------ RECORDS PROVIDED ------

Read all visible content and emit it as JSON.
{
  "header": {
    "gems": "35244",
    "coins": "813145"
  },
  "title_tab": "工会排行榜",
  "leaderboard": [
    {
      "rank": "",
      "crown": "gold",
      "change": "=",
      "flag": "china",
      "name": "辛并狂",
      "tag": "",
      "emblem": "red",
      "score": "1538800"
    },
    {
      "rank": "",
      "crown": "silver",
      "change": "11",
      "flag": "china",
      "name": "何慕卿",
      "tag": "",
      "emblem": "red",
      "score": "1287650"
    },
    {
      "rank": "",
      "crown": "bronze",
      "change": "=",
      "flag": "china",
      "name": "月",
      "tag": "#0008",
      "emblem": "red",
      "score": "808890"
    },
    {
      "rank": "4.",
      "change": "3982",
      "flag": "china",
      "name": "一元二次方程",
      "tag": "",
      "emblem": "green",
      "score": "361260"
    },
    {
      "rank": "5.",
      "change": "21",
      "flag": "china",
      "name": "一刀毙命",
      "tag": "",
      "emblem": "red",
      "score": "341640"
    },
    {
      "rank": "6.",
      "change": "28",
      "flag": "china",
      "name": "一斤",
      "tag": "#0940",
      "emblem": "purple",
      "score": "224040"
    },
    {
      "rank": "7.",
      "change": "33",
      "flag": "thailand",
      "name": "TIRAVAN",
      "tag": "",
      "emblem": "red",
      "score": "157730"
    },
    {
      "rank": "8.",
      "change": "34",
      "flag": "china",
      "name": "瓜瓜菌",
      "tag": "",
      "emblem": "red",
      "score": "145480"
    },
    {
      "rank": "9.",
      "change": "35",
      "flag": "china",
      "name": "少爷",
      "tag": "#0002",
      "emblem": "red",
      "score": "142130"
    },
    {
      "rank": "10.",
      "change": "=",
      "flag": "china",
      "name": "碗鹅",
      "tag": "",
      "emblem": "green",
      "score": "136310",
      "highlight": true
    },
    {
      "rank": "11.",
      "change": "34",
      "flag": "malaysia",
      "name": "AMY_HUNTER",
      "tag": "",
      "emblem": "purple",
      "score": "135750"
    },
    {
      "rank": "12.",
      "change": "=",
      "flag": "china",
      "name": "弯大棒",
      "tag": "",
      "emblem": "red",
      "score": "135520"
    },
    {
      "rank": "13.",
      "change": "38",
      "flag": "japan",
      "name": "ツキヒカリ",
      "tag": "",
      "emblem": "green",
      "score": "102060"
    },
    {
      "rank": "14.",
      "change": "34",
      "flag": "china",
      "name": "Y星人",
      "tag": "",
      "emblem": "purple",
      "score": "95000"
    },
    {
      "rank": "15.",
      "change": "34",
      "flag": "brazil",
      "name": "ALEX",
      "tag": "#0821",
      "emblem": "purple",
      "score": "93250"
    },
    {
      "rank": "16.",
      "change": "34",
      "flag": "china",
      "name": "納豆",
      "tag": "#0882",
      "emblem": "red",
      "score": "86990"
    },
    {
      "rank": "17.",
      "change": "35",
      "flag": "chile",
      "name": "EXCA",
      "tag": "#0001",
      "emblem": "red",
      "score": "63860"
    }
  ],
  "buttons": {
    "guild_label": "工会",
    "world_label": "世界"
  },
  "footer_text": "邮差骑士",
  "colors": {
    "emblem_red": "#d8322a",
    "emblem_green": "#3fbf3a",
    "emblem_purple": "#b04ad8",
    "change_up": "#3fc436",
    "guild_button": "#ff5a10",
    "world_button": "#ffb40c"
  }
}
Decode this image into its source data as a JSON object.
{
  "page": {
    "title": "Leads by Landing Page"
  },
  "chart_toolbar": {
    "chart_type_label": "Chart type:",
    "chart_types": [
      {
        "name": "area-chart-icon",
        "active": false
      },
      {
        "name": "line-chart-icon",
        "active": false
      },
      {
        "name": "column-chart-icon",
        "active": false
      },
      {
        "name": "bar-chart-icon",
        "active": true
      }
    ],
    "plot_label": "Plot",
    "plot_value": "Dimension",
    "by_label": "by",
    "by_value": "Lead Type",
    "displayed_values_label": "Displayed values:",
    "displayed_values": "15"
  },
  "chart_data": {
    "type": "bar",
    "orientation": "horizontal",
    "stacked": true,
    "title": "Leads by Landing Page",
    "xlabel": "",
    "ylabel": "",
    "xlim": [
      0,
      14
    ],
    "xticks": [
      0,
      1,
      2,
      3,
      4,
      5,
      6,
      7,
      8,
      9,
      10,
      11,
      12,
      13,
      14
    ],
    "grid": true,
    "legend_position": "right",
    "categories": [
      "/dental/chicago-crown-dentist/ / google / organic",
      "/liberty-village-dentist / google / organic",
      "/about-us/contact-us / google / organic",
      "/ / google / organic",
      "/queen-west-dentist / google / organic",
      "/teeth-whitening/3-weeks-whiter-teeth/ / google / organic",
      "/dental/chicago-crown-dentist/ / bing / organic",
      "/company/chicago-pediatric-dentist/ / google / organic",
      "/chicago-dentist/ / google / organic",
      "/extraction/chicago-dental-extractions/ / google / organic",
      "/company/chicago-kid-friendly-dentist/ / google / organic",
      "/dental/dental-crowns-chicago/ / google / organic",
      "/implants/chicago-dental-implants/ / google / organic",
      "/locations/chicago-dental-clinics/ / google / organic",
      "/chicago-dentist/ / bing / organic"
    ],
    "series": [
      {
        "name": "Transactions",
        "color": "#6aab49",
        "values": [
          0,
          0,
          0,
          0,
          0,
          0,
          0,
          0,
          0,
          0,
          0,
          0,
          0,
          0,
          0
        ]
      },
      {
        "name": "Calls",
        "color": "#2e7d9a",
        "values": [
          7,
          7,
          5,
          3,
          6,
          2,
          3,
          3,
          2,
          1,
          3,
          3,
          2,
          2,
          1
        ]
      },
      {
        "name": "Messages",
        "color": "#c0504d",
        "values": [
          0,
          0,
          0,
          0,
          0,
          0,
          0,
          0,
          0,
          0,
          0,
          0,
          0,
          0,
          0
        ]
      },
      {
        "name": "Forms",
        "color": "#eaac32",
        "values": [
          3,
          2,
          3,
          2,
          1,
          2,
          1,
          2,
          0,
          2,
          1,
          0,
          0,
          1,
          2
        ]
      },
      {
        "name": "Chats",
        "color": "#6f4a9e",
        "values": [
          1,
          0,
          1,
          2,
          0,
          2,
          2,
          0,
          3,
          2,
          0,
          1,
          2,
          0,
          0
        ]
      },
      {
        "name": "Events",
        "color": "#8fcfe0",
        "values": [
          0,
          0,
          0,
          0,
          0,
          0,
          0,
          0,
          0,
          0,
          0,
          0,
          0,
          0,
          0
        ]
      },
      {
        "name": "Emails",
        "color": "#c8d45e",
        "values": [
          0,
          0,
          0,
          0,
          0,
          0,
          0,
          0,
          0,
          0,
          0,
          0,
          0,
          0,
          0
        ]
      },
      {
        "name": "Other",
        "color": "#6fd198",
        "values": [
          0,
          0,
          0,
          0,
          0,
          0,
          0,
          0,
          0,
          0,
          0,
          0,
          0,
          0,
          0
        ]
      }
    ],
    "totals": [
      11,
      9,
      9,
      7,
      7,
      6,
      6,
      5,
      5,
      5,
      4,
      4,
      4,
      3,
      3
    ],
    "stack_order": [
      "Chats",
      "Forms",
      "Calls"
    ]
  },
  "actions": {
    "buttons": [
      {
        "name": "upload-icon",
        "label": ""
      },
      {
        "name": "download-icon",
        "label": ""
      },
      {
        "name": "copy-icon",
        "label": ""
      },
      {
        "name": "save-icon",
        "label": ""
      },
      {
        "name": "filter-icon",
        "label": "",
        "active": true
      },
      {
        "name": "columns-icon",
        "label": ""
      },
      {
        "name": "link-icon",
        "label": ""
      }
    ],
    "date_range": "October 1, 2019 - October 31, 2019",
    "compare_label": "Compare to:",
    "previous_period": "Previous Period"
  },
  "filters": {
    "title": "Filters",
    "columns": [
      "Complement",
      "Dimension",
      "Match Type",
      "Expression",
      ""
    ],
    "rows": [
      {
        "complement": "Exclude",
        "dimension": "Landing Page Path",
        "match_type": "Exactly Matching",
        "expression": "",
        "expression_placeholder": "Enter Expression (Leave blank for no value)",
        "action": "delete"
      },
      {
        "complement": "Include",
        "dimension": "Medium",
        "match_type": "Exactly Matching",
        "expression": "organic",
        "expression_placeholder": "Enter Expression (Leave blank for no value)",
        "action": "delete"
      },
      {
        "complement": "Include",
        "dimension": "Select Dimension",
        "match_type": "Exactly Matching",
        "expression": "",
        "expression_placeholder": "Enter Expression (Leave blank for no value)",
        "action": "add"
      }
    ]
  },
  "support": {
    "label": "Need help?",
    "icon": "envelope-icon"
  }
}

------

Where a line in the material above holds "bing", copy that line.

      "/dental/chicago-crown-dentist/ / bing / organic",
      "/chicago-dentist/ / bing / organic"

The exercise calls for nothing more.